Pull out each line of the records that contains the word "every". Match its case: a capitalized or all-caps form doesn't count.

·····

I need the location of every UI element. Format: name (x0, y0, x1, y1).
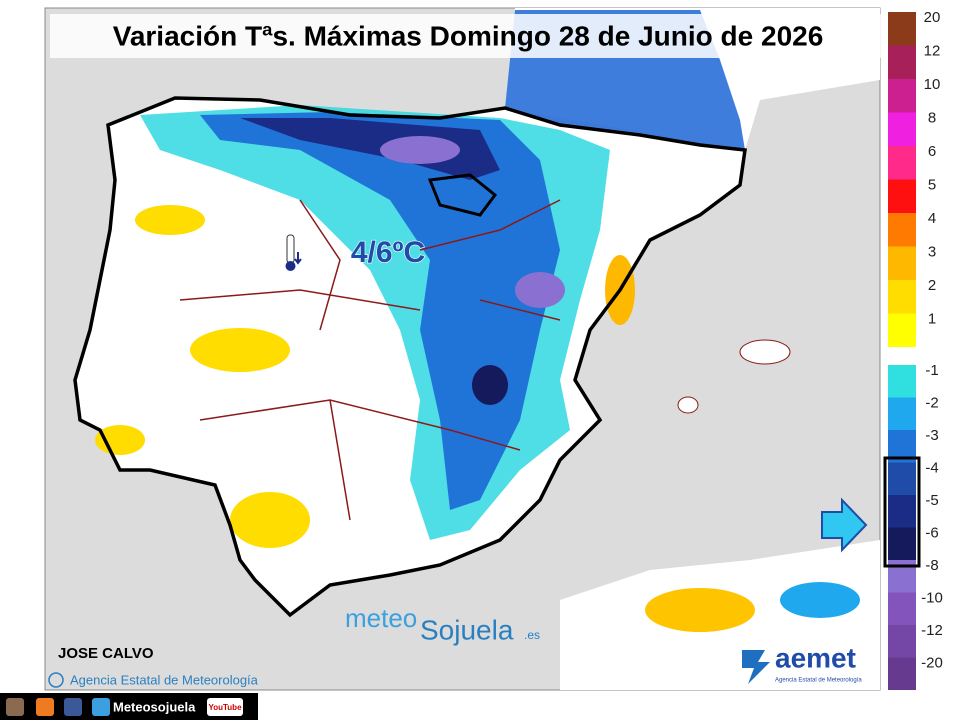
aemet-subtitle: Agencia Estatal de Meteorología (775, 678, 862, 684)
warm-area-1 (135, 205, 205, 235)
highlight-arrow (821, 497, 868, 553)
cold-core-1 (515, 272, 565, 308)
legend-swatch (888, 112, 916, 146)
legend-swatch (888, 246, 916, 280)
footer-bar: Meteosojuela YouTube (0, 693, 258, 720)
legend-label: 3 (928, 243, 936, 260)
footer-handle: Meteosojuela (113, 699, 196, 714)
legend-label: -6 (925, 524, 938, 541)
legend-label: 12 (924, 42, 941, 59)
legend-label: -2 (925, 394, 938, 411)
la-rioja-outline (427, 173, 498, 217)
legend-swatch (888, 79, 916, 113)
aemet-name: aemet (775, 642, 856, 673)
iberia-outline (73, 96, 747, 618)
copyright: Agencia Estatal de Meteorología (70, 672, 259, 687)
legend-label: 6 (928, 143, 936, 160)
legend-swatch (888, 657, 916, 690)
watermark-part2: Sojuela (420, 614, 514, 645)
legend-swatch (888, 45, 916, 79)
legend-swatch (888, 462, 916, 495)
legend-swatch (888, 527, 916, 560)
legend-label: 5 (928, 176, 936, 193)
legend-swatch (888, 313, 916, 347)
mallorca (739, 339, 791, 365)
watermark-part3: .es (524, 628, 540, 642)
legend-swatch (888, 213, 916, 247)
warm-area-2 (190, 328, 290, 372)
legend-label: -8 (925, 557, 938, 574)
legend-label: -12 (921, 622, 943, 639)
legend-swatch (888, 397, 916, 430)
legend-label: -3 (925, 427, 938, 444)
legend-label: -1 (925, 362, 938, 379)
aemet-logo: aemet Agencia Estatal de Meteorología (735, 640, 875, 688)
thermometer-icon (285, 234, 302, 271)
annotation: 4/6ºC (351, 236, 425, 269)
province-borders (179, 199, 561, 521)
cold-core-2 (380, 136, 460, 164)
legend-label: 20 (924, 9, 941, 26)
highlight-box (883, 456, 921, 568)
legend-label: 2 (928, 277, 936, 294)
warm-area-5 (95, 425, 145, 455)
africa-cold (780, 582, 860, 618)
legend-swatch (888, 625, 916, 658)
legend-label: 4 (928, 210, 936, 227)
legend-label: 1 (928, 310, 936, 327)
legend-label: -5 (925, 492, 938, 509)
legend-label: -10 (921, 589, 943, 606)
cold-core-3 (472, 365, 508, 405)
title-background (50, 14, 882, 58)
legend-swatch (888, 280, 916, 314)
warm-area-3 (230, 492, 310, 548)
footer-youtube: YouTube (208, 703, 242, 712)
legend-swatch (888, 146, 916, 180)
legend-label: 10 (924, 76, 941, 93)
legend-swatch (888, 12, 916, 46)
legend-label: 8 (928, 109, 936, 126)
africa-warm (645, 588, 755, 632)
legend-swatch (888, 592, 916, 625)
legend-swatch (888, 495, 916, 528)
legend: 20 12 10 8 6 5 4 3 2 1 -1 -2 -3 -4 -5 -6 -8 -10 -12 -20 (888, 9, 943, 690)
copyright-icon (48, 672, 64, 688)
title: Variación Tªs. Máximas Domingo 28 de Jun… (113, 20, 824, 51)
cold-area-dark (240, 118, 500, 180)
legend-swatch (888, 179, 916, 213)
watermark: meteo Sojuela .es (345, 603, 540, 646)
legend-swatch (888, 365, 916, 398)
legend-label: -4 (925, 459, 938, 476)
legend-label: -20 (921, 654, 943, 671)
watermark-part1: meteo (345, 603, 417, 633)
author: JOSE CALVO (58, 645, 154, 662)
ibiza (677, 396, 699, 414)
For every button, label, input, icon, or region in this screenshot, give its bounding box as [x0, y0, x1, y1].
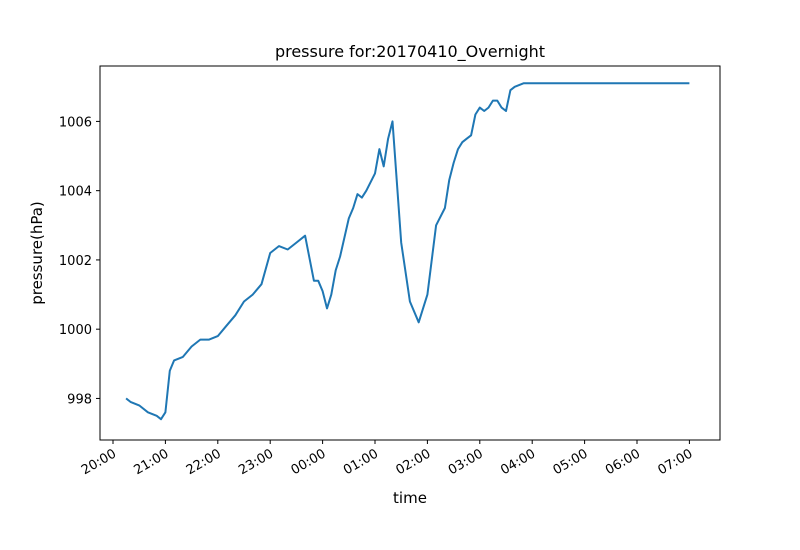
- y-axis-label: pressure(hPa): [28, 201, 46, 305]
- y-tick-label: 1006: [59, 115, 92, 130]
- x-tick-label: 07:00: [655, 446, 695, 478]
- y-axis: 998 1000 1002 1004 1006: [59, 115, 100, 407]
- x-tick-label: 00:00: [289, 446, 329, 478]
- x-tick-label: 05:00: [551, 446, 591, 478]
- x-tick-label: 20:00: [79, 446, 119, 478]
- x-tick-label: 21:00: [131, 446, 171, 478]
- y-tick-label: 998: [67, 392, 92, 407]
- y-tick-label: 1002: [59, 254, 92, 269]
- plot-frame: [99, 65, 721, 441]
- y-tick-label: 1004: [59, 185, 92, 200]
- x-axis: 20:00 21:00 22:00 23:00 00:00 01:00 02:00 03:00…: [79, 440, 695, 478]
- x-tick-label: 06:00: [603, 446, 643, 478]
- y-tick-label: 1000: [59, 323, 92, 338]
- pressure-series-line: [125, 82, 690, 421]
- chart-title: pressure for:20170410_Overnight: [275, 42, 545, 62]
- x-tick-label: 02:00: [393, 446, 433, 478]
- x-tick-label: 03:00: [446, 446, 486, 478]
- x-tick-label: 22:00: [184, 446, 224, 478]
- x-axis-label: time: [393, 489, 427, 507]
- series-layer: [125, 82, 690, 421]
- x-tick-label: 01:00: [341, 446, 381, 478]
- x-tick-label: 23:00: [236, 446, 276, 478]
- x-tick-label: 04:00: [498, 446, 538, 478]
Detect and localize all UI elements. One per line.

·····

▶ [Task output]:
I need the location of every UI element. Format: name (x0, y0, x1, y1).
For every button, label, input, icon, or region in this screenshot, give its bounding box as [x0, y0, x1, y1].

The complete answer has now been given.